MATERIAL FOR THIS EXERCISE »
+ + +

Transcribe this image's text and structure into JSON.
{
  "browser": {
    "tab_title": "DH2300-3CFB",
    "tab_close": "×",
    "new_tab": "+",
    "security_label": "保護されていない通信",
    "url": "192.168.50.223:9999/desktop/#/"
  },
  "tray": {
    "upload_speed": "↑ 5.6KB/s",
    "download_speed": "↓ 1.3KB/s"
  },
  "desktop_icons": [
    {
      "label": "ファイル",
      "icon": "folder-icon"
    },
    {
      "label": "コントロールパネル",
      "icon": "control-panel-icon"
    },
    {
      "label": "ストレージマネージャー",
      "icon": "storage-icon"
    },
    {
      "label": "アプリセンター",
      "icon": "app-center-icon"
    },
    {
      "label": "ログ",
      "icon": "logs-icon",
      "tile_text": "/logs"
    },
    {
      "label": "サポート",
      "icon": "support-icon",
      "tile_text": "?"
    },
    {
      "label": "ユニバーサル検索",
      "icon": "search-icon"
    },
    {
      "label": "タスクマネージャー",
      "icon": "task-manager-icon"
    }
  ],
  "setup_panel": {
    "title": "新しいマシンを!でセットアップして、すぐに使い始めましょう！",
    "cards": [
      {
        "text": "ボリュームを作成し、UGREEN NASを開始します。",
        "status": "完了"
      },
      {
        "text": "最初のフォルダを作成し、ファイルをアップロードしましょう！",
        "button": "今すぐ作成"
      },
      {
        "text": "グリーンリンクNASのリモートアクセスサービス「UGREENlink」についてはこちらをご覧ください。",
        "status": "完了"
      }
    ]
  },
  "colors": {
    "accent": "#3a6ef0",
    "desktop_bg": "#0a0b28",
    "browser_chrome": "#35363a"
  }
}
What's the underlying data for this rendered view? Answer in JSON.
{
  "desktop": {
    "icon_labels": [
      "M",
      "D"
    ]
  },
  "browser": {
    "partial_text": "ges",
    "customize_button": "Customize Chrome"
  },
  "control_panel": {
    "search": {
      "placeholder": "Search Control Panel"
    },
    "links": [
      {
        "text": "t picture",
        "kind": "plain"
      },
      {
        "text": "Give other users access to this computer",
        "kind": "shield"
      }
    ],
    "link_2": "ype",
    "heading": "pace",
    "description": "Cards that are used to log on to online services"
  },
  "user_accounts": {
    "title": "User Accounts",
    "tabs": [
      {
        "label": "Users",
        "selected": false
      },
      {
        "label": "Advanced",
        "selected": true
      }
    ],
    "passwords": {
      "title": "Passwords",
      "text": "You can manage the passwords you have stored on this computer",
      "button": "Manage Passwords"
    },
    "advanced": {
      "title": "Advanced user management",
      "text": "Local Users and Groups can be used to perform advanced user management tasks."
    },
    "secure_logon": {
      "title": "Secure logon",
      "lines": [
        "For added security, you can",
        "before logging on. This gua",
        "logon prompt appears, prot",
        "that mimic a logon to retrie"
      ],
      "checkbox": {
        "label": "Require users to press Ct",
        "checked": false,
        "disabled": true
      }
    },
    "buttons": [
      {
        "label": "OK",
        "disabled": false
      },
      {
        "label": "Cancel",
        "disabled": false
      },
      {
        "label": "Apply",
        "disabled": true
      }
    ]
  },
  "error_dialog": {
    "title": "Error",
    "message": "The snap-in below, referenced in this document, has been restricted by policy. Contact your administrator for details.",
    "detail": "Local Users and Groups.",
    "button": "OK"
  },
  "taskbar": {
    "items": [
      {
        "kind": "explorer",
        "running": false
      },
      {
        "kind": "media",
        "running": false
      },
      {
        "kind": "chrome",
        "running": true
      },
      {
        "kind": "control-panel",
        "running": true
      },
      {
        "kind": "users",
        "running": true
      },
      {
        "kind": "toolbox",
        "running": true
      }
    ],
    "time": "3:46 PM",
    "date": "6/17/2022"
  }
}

+ + +

THE REQUEST » Look through the lines above and collect those with the word "that".

WRITTEN ANSWER »
    "description": "Cards that are used to log on to online services"
        "that mimic a logon to retrie"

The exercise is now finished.